::: Exercise material
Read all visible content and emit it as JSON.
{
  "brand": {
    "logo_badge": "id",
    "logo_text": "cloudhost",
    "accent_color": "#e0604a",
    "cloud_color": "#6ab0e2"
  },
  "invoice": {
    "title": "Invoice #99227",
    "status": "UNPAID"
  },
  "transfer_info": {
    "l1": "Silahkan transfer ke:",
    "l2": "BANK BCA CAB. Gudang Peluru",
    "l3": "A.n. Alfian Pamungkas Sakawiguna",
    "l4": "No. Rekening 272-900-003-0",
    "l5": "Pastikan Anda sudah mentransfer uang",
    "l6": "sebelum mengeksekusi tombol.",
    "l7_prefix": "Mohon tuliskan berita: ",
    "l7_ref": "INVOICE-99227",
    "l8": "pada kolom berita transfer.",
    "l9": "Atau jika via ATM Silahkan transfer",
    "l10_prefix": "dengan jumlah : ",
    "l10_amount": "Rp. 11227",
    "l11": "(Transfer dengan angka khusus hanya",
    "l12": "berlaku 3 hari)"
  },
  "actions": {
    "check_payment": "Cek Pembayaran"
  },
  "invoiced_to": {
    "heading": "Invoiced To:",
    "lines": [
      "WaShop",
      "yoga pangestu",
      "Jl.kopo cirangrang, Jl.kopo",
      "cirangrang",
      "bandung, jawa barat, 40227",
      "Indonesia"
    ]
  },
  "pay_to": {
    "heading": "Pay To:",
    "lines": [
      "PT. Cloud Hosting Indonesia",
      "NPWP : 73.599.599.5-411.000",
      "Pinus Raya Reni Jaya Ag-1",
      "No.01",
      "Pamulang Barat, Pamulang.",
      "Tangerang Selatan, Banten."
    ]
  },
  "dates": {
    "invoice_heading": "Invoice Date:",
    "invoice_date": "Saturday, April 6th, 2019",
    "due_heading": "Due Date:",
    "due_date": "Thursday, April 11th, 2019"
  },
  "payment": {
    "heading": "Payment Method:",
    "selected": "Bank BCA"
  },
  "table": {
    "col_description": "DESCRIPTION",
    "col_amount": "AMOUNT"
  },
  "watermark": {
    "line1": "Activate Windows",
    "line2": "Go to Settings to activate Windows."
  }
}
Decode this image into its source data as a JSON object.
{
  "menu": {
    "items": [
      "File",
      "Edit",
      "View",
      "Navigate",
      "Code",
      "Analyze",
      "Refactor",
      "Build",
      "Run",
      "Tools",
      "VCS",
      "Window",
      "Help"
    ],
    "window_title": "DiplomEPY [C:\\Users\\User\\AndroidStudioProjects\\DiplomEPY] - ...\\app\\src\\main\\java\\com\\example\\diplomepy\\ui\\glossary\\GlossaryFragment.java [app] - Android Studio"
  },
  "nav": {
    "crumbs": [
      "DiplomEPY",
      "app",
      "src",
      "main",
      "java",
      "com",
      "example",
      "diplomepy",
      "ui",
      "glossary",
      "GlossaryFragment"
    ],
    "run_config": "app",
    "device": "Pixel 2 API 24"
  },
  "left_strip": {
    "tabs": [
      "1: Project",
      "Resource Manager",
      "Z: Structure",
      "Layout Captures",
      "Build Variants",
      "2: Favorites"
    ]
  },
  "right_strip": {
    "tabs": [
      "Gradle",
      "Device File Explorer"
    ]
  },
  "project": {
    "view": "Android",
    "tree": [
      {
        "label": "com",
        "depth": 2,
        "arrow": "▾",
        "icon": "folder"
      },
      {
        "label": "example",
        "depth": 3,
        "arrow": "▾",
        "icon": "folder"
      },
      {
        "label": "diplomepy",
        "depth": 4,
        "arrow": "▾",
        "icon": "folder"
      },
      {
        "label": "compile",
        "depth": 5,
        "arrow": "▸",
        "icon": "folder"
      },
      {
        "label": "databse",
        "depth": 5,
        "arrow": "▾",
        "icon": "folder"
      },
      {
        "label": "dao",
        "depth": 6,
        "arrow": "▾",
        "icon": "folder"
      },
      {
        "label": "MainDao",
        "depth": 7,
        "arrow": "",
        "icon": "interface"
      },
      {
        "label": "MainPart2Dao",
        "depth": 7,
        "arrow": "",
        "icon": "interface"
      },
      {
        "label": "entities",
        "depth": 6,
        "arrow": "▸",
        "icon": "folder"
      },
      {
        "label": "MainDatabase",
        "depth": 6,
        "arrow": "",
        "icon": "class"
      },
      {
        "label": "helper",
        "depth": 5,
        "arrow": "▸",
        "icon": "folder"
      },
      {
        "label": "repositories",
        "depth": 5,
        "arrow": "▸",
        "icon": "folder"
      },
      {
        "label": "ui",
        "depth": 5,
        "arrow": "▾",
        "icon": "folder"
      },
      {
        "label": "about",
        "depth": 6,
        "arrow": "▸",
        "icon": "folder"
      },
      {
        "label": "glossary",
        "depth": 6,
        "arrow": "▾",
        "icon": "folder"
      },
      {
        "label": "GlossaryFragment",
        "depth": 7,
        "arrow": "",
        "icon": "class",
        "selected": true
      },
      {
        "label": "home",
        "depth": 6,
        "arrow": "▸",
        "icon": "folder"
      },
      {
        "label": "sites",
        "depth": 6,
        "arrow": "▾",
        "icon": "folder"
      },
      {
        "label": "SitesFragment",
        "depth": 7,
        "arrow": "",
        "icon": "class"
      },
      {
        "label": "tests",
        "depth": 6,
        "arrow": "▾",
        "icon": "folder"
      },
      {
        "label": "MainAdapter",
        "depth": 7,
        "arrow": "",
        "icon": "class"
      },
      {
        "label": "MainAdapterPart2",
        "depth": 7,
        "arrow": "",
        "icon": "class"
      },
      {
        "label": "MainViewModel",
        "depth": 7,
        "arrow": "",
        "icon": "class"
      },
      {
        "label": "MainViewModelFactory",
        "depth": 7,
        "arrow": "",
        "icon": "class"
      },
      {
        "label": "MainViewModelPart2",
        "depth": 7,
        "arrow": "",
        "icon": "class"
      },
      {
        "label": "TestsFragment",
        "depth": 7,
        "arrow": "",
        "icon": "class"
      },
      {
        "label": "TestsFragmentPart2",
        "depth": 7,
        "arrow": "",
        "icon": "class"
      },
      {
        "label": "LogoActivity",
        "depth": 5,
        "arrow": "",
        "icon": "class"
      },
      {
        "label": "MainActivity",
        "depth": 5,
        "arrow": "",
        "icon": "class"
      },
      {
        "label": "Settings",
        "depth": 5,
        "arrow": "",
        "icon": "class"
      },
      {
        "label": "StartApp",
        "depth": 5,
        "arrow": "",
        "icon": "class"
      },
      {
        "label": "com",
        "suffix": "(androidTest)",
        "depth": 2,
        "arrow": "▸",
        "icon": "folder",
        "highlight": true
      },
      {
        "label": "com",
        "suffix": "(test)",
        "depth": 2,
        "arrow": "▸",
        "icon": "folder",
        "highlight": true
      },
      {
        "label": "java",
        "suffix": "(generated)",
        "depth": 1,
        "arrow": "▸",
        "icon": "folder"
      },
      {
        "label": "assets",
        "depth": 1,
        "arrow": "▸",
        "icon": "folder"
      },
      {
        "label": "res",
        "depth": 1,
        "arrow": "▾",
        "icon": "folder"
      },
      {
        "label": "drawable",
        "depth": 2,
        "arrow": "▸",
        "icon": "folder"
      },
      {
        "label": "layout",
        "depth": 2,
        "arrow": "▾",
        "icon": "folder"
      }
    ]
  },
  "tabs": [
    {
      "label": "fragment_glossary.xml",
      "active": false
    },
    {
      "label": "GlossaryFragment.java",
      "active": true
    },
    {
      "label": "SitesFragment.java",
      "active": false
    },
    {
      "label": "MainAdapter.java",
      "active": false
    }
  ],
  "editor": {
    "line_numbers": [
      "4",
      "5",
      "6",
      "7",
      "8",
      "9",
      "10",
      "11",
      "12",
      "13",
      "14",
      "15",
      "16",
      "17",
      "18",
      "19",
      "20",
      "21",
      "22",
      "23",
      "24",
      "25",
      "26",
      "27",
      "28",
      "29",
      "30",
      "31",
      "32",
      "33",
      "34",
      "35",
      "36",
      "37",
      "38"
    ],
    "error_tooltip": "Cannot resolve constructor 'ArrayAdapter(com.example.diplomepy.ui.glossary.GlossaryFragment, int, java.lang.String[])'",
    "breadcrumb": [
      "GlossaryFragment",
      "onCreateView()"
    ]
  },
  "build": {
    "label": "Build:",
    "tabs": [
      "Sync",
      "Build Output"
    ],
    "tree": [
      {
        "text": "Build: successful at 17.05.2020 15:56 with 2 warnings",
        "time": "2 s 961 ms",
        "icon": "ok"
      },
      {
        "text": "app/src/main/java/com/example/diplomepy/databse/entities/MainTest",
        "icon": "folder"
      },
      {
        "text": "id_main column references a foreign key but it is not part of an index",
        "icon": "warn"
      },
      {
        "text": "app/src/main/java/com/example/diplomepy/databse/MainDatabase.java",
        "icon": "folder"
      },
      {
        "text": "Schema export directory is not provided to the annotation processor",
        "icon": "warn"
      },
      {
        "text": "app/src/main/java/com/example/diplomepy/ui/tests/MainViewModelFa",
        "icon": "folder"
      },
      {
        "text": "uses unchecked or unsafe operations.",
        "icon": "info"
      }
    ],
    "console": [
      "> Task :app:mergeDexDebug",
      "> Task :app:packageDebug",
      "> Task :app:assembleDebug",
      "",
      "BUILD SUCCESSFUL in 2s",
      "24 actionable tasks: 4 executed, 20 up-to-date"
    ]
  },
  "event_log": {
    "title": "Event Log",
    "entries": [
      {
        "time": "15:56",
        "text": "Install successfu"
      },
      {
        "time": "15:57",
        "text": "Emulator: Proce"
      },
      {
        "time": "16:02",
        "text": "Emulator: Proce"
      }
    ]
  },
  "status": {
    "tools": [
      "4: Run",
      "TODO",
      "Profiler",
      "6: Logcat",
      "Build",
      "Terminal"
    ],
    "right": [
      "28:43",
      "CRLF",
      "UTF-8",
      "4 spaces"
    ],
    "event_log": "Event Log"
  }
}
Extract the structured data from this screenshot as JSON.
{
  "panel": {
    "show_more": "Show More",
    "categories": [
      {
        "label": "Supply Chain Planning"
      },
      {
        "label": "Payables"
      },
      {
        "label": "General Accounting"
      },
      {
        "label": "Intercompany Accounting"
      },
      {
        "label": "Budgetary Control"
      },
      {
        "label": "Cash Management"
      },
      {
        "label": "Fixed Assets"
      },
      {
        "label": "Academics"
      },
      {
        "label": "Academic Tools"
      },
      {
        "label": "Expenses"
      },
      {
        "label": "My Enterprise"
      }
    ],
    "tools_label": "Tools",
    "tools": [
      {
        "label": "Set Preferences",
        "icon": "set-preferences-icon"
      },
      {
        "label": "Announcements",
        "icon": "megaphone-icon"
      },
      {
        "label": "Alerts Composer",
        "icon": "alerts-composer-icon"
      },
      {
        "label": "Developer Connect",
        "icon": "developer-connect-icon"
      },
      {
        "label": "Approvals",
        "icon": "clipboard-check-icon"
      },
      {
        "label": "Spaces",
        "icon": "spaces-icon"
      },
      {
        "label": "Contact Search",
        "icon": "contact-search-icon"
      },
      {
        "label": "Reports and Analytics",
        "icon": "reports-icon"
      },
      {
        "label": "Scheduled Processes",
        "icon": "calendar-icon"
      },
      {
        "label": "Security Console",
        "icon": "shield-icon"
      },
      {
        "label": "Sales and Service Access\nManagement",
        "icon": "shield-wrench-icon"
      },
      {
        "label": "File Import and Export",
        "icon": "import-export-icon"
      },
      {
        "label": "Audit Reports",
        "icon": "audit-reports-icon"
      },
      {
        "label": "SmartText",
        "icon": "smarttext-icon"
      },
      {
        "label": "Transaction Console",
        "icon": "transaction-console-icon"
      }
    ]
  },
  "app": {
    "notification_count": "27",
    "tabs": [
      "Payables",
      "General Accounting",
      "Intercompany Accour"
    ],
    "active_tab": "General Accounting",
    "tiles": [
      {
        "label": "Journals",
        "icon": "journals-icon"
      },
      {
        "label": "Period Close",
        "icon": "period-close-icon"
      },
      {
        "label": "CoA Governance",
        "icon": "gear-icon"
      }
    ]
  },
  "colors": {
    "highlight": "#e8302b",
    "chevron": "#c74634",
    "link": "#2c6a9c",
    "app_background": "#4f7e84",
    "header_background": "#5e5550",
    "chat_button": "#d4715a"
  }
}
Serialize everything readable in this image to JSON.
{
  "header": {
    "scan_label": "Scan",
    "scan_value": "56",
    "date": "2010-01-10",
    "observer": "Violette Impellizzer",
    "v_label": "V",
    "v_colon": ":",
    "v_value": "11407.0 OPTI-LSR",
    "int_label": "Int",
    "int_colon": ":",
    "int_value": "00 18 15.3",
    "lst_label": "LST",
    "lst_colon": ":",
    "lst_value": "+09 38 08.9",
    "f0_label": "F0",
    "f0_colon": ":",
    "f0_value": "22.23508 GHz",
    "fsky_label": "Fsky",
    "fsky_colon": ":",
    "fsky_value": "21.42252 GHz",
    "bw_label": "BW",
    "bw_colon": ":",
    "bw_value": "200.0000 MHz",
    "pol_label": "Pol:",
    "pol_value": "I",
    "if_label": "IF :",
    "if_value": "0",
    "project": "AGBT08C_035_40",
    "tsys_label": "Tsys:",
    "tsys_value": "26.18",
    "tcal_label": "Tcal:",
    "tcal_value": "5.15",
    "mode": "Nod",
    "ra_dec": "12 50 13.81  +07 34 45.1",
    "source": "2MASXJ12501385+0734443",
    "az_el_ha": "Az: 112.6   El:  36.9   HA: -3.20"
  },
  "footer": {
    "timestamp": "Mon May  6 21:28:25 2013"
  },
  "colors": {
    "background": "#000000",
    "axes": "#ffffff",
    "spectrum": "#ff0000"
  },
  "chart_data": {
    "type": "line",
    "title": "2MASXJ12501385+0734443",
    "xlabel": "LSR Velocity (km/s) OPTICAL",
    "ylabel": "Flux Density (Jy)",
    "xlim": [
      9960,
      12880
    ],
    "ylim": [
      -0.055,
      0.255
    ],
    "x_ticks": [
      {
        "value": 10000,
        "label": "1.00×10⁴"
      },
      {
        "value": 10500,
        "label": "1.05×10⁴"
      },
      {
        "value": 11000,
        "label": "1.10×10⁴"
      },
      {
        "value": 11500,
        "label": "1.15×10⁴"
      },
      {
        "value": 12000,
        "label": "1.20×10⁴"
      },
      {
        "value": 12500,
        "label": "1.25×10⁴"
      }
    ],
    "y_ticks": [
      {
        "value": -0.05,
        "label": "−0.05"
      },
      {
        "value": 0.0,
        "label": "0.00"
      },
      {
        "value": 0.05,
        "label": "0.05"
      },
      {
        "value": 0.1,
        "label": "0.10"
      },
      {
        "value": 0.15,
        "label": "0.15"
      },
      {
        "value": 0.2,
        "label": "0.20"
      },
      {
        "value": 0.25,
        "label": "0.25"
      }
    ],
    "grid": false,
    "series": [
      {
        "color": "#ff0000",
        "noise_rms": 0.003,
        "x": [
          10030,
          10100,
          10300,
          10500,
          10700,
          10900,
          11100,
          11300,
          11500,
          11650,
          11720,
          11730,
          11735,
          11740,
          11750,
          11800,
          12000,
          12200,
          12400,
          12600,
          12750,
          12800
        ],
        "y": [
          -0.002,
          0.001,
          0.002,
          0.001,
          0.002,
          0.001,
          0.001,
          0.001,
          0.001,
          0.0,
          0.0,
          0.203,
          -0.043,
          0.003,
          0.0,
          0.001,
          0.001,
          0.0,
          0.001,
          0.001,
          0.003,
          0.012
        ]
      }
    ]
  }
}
::::::
▸ Given problem: Extract every line above that contains the word "April".

▸ The solution:
    "invoice_date": "Saturday, April 6th, 2019",
    "due_date": "Thursday, April 11th, 2019"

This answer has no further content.